Structured figure records:
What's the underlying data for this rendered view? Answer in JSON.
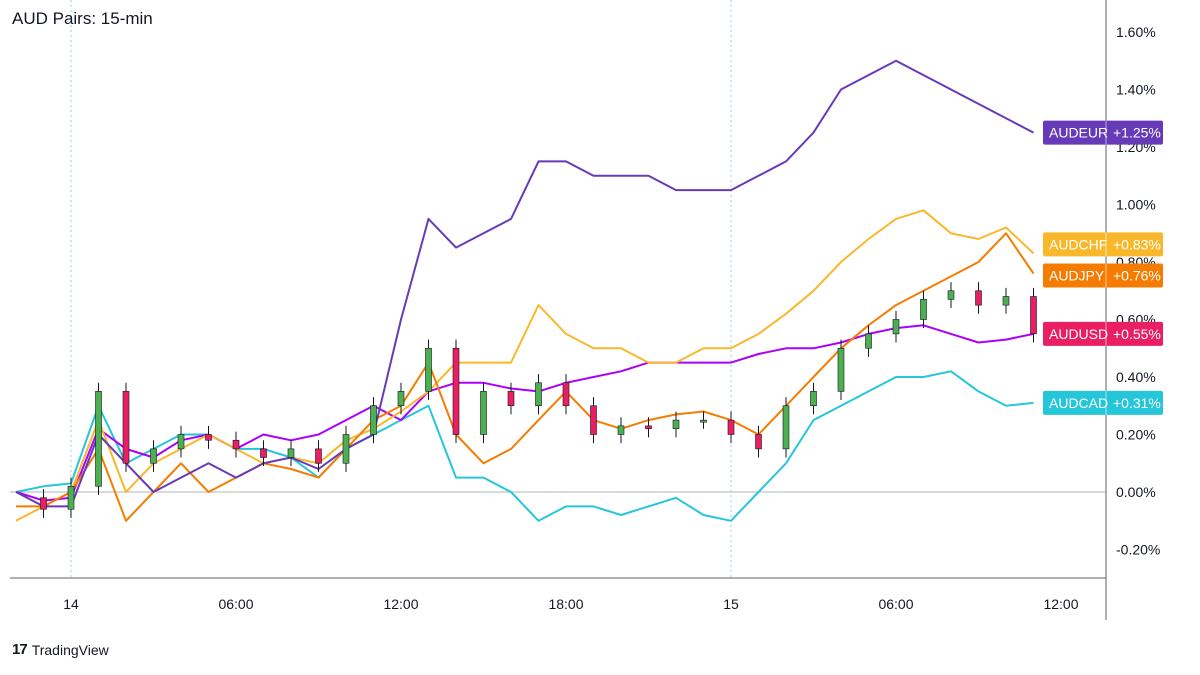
{
  "header": {
    "title": "AUD Pairs: 15-min"
  },
  "brand": {
    "logo_text": "17",
    "name": "TradingView"
  },
  "chart_data": {
    "type": "line",
    "title": "AUD Pairs: 15-min",
    "x_ticks": [
      "14",
      "06:00",
      "12:00",
      "18:00",
      "15",
      "06:00",
      "12:00"
    ],
    "y_ticks": [
      "1.60%",
      "1.40%",
      "1.20%",
      "1.00%",
      "0.80%",
      "0.60%",
      "0.40%",
      "0.20%",
      "0.00%",
      "-0.20%"
    ],
    "ylim": [
      -0.3,
      1.65
    ],
    "xlim": [
      -2.1,
      37
    ],
    "y_unit": "%",
    "grid": false,
    "legend": "right-axis badges",
    "day_separators": [
      0,
      24
    ],
    "series": [
      {
        "name": "AUDEUR",
        "last_label": "+1.25%",
        "color": "#673ab7",
        "x": [
          -2,
          -1,
          0,
          1,
          2,
          3,
          4,
          5,
          6,
          7,
          8,
          9,
          10,
          11,
          12,
          13,
          14,
          15,
          16,
          17,
          18,
          19,
          20,
          21,
          22,
          23,
          24,
          25,
          26,
          27,
          28,
          29,
          30,
          31,
          32,
          33,
          34,
          35
        ],
        "y": [
          0.0,
          -0.05,
          -0.05,
          0.2,
          0.1,
          0.0,
          0.05,
          0.1,
          0.05,
          0.1,
          0.12,
          0.08,
          0.15,
          0.2,
          0.6,
          0.95,
          0.85,
          0.9,
          0.95,
          1.15,
          1.15,
          1.1,
          1.1,
          1.1,
          1.05,
          1.05,
          1.05,
          1.1,
          1.15,
          1.25,
          1.4,
          1.45,
          1.5,
          1.45,
          1.4,
          1.35,
          1.3,
          1.25
        ]
      },
      {
        "name": "AUDCHF",
        "last_label": "+0.83%",
        "color": "#f9b82c",
        "x": [
          -2,
          -1,
          0,
          1,
          2,
          3,
          4,
          5,
          6,
          7,
          8,
          9,
          10,
          11,
          12,
          13,
          14,
          15,
          16,
          17,
          18,
          19,
          20,
          21,
          22,
          23,
          24,
          25,
          26,
          27,
          28,
          29,
          30,
          31,
          32,
          33,
          34,
          35
        ],
        "y": [
          -0.1,
          -0.05,
          0.0,
          0.25,
          0.0,
          0.1,
          0.15,
          0.2,
          0.15,
          0.1,
          0.12,
          0.1,
          0.18,
          0.22,
          0.28,
          0.35,
          0.45,
          0.45,
          0.45,
          0.65,
          0.55,
          0.5,
          0.5,
          0.45,
          0.45,
          0.5,
          0.5,
          0.55,
          0.62,
          0.7,
          0.8,
          0.88,
          0.95,
          0.98,
          0.9,
          0.88,
          0.92,
          0.83
        ]
      },
      {
        "name": "AUDJPY",
        "last_label": "+0.76%",
        "color": "#f57c00",
        "x": [
          -2,
          -1,
          0,
          1,
          2,
          3,
          4,
          5,
          6,
          7,
          8,
          9,
          10,
          11,
          12,
          13,
          14,
          15,
          16,
          17,
          18,
          19,
          20,
          21,
          22,
          23,
          24,
          25,
          26,
          27,
          28,
          29,
          30,
          31,
          32,
          33,
          34,
          35
        ],
        "y": [
          -0.05,
          -0.05,
          0.0,
          0.15,
          -0.1,
          0.0,
          0.1,
          0.0,
          0.05,
          0.1,
          0.08,
          0.05,
          0.15,
          0.25,
          0.3,
          0.45,
          0.2,
          0.1,
          0.15,
          0.25,
          0.35,
          0.25,
          0.22,
          0.25,
          0.27,
          0.28,
          0.25,
          0.2,
          0.3,
          0.4,
          0.5,
          0.58,
          0.65,
          0.7,
          0.75,
          0.8,
          0.9,
          0.76
        ]
      },
      {
        "name": "AUDUSD",
        "last_label": "+0.55%",
        "color": "#e91e63",
        "x": [
          -2,
          -1,
          0,
          1,
          2,
          3,
          4,
          5,
          6,
          7,
          8,
          9,
          10,
          11,
          12,
          13,
          14,
          15,
          16,
          17,
          18,
          19,
          20,
          21,
          22,
          23,
          24,
          25,
          26,
          27,
          28,
          29,
          30,
          31,
          32,
          33,
          34,
          35
        ],
        "y": [
          -0.02,
          -0.06,
          0.02,
          0.35,
          0.1,
          0.15,
          0.2,
          0.18,
          0.15,
          0.12,
          0.15,
          0.1,
          0.2,
          0.3,
          0.35,
          0.5,
          0.2,
          0.35,
          0.3,
          0.38,
          0.3,
          0.2,
          0.23,
          0.22,
          0.25,
          0.25,
          0.2,
          0.15,
          0.3,
          0.35,
          0.5,
          0.55,
          0.6,
          0.67,
          0.7,
          0.65,
          0.68,
          0.55
        ],
        "style": "candles"
      },
      {
        "name": "AUDCAD",
        "last_label": "+0.31%",
        "color": "#26c6da",
        "x": [
          -2,
          -1,
          0,
          1,
          2,
          3,
          4,
          5,
          6,
          7,
          8,
          9,
          10,
          11,
          12,
          13,
          14,
          15,
          16,
          17,
          18,
          19,
          20,
          21,
          22,
          23,
          24,
          25,
          26,
          27,
          28,
          29,
          30,
          31,
          32,
          33,
          34,
          35
        ],
        "y": [
          0.0,
          0.02,
          0.03,
          0.3,
          0.1,
          0.15,
          0.2,
          0.2,
          0.15,
          0.15,
          0.12,
          0.05,
          0.15,
          0.2,
          0.25,
          0.3,
          0.05,
          0.05,
          0.0,
          -0.1,
          -0.05,
          -0.05,
          -0.08,
          -0.05,
          -0.02,
          -0.08,
          -0.1,
          0.0,
          0.1,
          0.25,
          0.3,
          0.35,
          0.4,
          0.4,
          0.42,
          0.35,
          0.3,
          0.31
        ]
      },
      {
        "name": "",
        "last_label": "",
        "color": "#aa00ff",
        "x": [
          -2,
          -1,
          0,
          1,
          2,
          3,
          4,
          5,
          6,
          7,
          8,
          9,
          10,
          11,
          12,
          13,
          14,
          15,
          16,
          17,
          18,
          19,
          20,
          21,
          22,
          23,
          24,
          25,
          26,
          27,
          28,
          29,
          30,
          31,
          32,
          33,
          34,
          35
        ],
        "y": [
          0.0,
          -0.03,
          -0.02,
          0.22,
          0.15,
          0.12,
          0.18,
          0.2,
          0.15,
          0.2,
          0.18,
          0.2,
          0.25,
          0.3,
          0.25,
          0.35,
          0.38,
          0.38,
          0.36,
          0.35,
          0.38,
          0.4,
          0.42,
          0.45,
          0.45,
          0.45,
          0.45,
          0.48,
          0.5,
          0.5,
          0.52,
          0.55,
          0.57,
          0.58,
          0.55,
          0.52,
          0.53,
          0.55
        ]
      }
    ]
  }
}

- WORK TO DO -
Your copy should match the entries exactly, minus the pictures.

- THE RESULT -
What's the underlying data for this rendered view? Answer in JSON.
{
  "header": {
    "title": "AUD Pairs: 15-min"
  },
  "brand": {
    "logo_text": "17",
    "name": "TradingView"
  },
  "chart_data": {
    "type": "line",
    "title": "AUD Pairs: 15-min",
    "x_ticks": [
      "14",
      "06:00",
      "12:00",
      "18:00",
      "15",
      "06:00",
      "12:00"
    ],
    "y_ticks": [
      "1.60%",
      "1.40%",
      "1.20%",
      "1.00%",
      "0.80%",
      "0.60%",
      "0.40%",
      "0.20%",
      "0.00%",
      "-0.20%"
    ],
    "ylim": [
      -0.3,
      1.65
    ],
    "xlim": [
      -2.1,
      37
    ],
    "y_unit": "%",
    "grid": false,
    "legend": "right-axis badges",
    "day_separators": [
      0,
      24
    ],
    "series": [
      {
        "name": "AUDEUR",
        "last_label": "+1.25%",
        "color": "#673ab7",
        "x": [
          -2,
          -1,
          0,
          1,
          2,
          3,
          4,
          5,
          6,
          7,
          8,
          9,
          10,
          11,
          12,
          13,
          14,
          15,
          16,
          17,
          18,
          19,
          20,
          21,
          22,
          23,
          24,
          25,
          26,
          27,
          28,
          29,
          30,
          31,
          32,
          33,
          34,
          35
        ],
        "y": [
          0.0,
          -0.05,
          -0.05,
          0.2,
          0.1,
          0.0,
          0.05,
          0.1,
          0.05,
          0.1,
          0.12,
          0.08,
          0.15,
          0.2,
          0.6,
          0.95,
          0.85,
          0.9,
          0.95,
          1.15,
          1.15,
          1.1,
          1.1,
          1.1,
          1.05,
          1.05,
          1.05,
          1.1,
          1.15,
          1.25,
          1.4,
          1.45,
          1.5,
          1.45,
          1.4,
          1.35,
          1.3,
          1.25
        ]
      },
      {
        "name": "AUDCHF",
        "last_label": "+0.83%",
        "color": "#f9b82c",
        "x": [
          -2,
          -1,
          0,
          1,
          2,
          3,
          4,
          5,
          6,
          7,
          8,
          9,
          10,
          11,
          12,
          13,
          14,
          15,
          16,
          17,
          18,
          19,
          20,
          21,
          22,
          23,
          24,
          25,
          26,
          27,
          28,
          29,
          30,
          31,
          32,
          33,
          34,
          35
        ],
        "y": [
          -0.1,
          -0.05,
          0.0,
          0.25,
          0.0,
          0.1,
          0.15,
          0.2,
          0.15,
          0.1,
          0.12,
          0.1,
          0.18,
          0.22,
          0.28,
          0.35,
          0.45,
          0.45,
          0.45,
          0.65,
          0.55,
          0.5,
          0.5,
          0.45,
          0.45,
          0.5,
          0.5,
          0.55,
          0.62,
          0.7,
          0.8,
          0.88,
          0.95,
          0.98,
          0.9,
          0.88,
          0.92,
          0.83
        ]
      },
      {
        "name": "AUDJPY",
        "last_label": "+0.76%",
        "color": "#f57c00",
        "x": [
          -2,
          -1,
          0,
          1,
          2,
          3,
          4,
          5,
          6,
          7,
          8,
          9,
          10,
          11,
          12,
          13,
          14,
          15,
          16,
          17,
          18,
          19,
          20,
          21,
          22,
          23,
          24,
          25,
          26,
          27,
          28,
          29,
          30,
          31,
          32,
          33,
          34,
          35
        ],
        "y": [
          -0.05,
          -0.05,
          0.0,
          0.15,
          -0.1,
          0.0,
          0.1,
          0.0,
          0.05,
          0.1,
          0.08,
          0.05,
          0.15,
          0.25,
          0.3,
          0.45,
          0.2,
          0.1,
          0.15,
          0.25,
          0.35,
          0.25,
          0.22,
          0.25,
          0.27,
          0.28,
          0.25,
          0.2,
          0.3,
          0.4,
          0.5,
          0.58,
          0.65,
          0.7,
          0.75,
          0.8,
          0.9,
          0.76
        ]
      },
      {
        "name": "AUDUSD",
        "last_label": "+0.55%",
        "color": "#e91e63",
        "x": [
          -2,
          -1,
          0,
          1,
          2,
          3,
          4,
          5,
          6,
          7,
          8,
          9,
          10,
          11,
          12,
          13,
          14,
          15,
          16,
          17,
          18,
          19,
          20,
          21,
          22,
          23,
          24,
          25,
          26,
          27,
          28,
          29,
          30,
          31,
          32,
          33,
          34,
          35
        ],
        "y": [
          -0.02,
          -0.06,
          0.02,
          0.35,
          0.1,
          0.15,
          0.2,
          0.18,
          0.15,
          0.12,
          0.15,
          0.1,
          0.2,
          0.3,
          0.35,
          0.5,
          0.2,
          0.35,
          0.3,
          0.38,
          0.3,
          0.2,
          0.23,
          0.22,
          0.25,
          0.25,
          0.2,
          0.15,
          0.3,
          0.35,
          0.5,
          0.55,
          0.6,
          0.67,
          0.7,
          0.65,
          0.68,
          0.55
        ],
        "style": "candles"
      },
      {
        "name": "AUDCAD",
        "last_label": "+0.31%",
        "color": "#26c6da",
        "x": [
          -2,
          -1,
          0,
          1,
          2,
          3,
          4,
          5,
          6,
          7,
          8,
          9,
          10,
          11,
          12,
          13,
          14,
          15,
          16,
          17,
          18,
          19,
          20,
          21,
          22,
          23,
          24,
          25,
          26,
          27,
          28,
          29,
          30,
          31,
          32,
          33,
          34,
          35
        ],
        "y": [
          0.0,
          0.02,
          0.03,
          0.3,
          0.1,
          0.15,
          0.2,
          0.2,
          0.15,
          0.15,
          0.12,
          0.05,
          0.15,
          0.2,
          0.25,
          0.3,
          0.05,
          0.05,
          0.0,
          -0.1,
          -0.05,
          -0.05,
          -0.08,
          -0.05,
          -0.02,
          -0.08,
          -0.1,
          0.0,
          0.1,
          0.25,
          0.3,
          0.35,
          0.4,
          0.4,
          0.42,
          0.35,
          0.3,
          0.31
        ]
      },
      {
        "name": "",
        "last_label": "",
        "color": "#aa00ff",
        "x": [
          -2,
          -1,
          0,
          1,
          2,
          3,
          4,
          5,
          6,
          7,
          8,
          9,
          10,
          11,
          12,
          13,
          14,
          15,
          16,
          17,
          18,
          19,
          20,
          21,
          22,
          23,
          24,
          25,
          26,
          27,
          28,
          29,
          30,
          31,
          32,
          33,
          34,
          35
        ],
        "y": [
          0.0,
          -0.03,
          -0.02,
          0.22,
          0.15,
          0.12,
          0.18,
          0.2,
          0.15,
          0.2,
          0.18,
          0.2,
          0.25,
          0.3,
          0.25,
          0.35,
          0.38,
          0.38,
          0.36,
          0.35,
          0.38,
          0.4,
          0.42,
          0.45,
          0.45,
          0.45,
          0.45,
          0.48,
          0.5,
          0.5,
          0.52,
          0.55,
          0.57,
          0.58,
          0.55,
          0.52,
          0.53,
          0.55
        ]
      }
    ]
  }
}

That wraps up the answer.